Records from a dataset
■ ■ ■
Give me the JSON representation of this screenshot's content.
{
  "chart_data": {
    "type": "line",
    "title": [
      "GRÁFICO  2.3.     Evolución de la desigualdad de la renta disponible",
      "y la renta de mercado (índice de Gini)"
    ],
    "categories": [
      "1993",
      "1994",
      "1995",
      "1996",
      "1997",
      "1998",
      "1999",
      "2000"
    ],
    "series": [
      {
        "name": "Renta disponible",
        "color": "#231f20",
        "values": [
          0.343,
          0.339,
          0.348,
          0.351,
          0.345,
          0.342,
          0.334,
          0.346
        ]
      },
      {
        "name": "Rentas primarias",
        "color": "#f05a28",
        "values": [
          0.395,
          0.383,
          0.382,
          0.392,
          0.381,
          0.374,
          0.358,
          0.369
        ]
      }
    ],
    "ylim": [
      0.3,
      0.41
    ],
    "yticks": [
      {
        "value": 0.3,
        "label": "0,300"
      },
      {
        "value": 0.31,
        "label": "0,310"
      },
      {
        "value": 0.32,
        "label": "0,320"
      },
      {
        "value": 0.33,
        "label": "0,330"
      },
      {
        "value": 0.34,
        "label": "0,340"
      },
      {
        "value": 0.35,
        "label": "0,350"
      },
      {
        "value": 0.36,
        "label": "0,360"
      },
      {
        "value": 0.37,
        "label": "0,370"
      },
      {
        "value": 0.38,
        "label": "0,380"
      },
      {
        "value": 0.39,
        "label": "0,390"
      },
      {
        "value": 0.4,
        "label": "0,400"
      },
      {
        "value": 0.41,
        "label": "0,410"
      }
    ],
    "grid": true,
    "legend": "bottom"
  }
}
■ ■ ■
Given problem:
Write out the material from the first line to the last, exactly.

Finished exercise:
Give me the JSON representation of this screenshot's content.
{
  "chart_data": {
    "type": "line",
    "title": [
      "GRÁFICO  2.3.     Evolución de la desigualdad de la renta disponible",
      "y la renta de mercado (índice de Gini)"
    ],
    "categories": [
      "1993",
      "1994",
      "1995",
      "1996",
      "1997",
      "1998",
      "1999",
      "2000"
    ],
    "series": [
      {
        "name": "Renta disponible",
        "color": "#231f20",
        "values": [
          0.343,
          0.339,
          0.348,
          0.351,
          0.345,
          0.342,
          0.334,
          0.346
        ]
      },
      {
        "name": "Rentas primarias",
        "color": "#f05a28",
        "values": [
          0.395,
          0.383,
          0.382,
          0.392,
          0.381,
          0.374,
          0.358,
          0.369
        ]
      }
    ],
    "ylim": [
      0.3,
      0.41
    ],
    "yticks": [
      {
        "value": 0.3,
        "label": "0,300"
      },
      {
        "value": 0.31,
        "label": "0,310"
      },
      {
        "value": 0.32,
        "label": "0,320"
      },
      {
        "value": 0.33,
        "label": "0,330"
      },
      {
        "value": 0.34,
        "label": "0,340"
      },
      {
        "value": 0.35,
        "label": "0,350"
      },
      {
        "value": 0.36,
        "label": "0,360"
      },
      {
        "value": 0.37,
        "label": "0,370"
      },
      {
        "value": 0.38,
        "label": "0,380"
      },
      {
        "value": 0.39,
        "label": "0,390"
      },
      {
        "value": 0.4,
        "label": "0,400"
      },
      {
        "value": 0.41,
        "label": "0,410"
      }
    ],
    "grid": true,
    "legend": "bottom"
  }
}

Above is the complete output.